# Given instruction
Skip all pictures, then print the remaining material exactly.

---

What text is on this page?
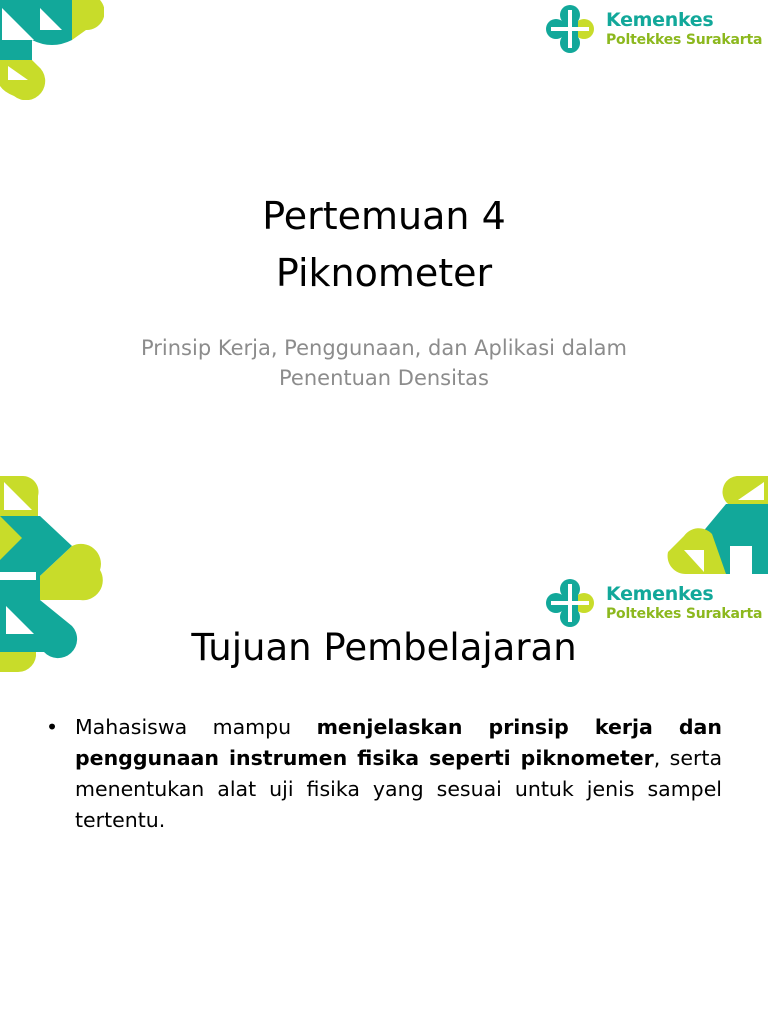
Kemenkes
Poltekkes Surakarta
Pertemuan 4
Piknometer
Prinsip Kerja, Penggunaan, dan Aplikasi dalam
Penentuan Densitas
Kemenkes
Poltekkes Surakarta
Tujuan Pembelajaran
• Mahasiswa mampu menjelaskan prinsip kerja dan penggunaan instrumen fisika seperti piknometer, serta menentukan alat uji fisika yang sesuai untuk jenis sampel tertentu.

---

# Result
What text is on this page?
Kemenkes
Poltekkes Surakarta
Pertemuan 4
Piknometer
Prinsip Kerja, Penggunaan, dan Aplikasi dalam
Penentuan Densitas
Kemenkes
Poltekkes Surakarta
Tujuan Pembelajaran
• Mahasiswa mampu menjelaskan prinsip kerja dan penggunaan instrumen fisika seperti piknometer, serta menentukan alat uji fisika yang sesuai untuk jenis sampel tertentu.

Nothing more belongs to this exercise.